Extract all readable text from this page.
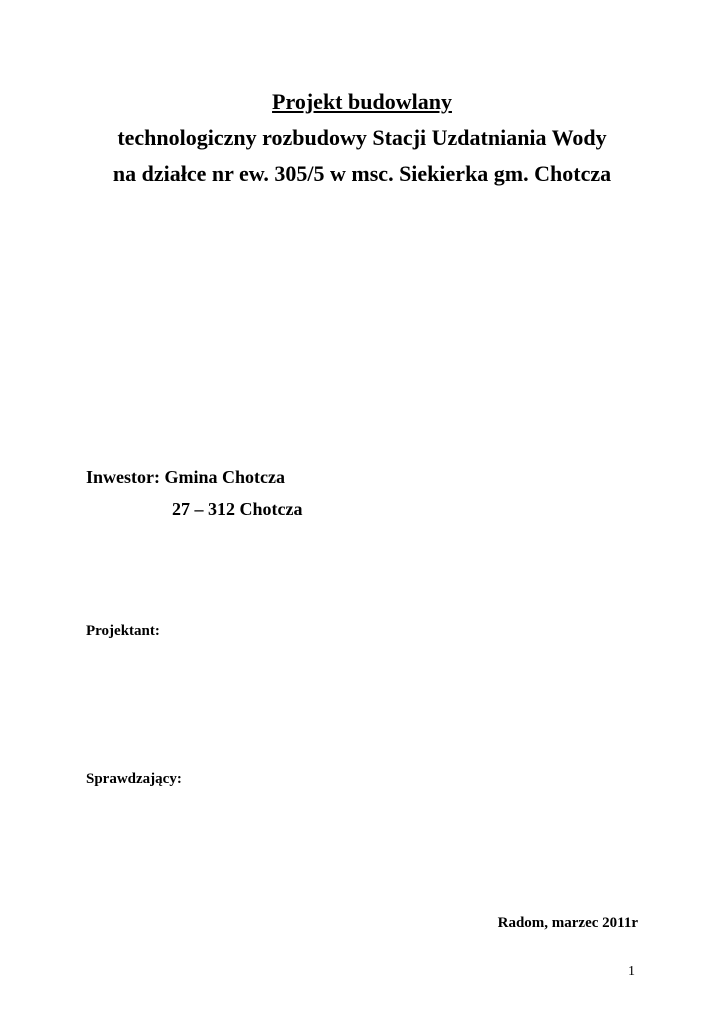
Projekt budowlany
technologiczny rozbudowy Stacji Uzdatniania Wody
na działce nr ew. 305/5 w msc. Siekierka gm. Chotcza
Inwestor: Gmina Chotcza
27 – 312 Chotcza
Projektant:
Sprawdzający:
Radom, marzec 2011r
1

◆ ◆ ◆ ◆

* _WORK TO BE COMPLETED_:
Give the entries again without a single change, but with no pictures.

* _EXERCISE OUTPUT_:
Extract all readable text from this page.
Projekt budowlany
technologiczny rozbudowy Stacji Uzdatniania Wody
na działce nr ew. 305/5 w msc. Siekierka gm. Chotcza
Inwestor: Gmina Chotcza
27 – 312 Chotcza
Projektant:
Sprawdzający:
Radom, marzec 2011r
1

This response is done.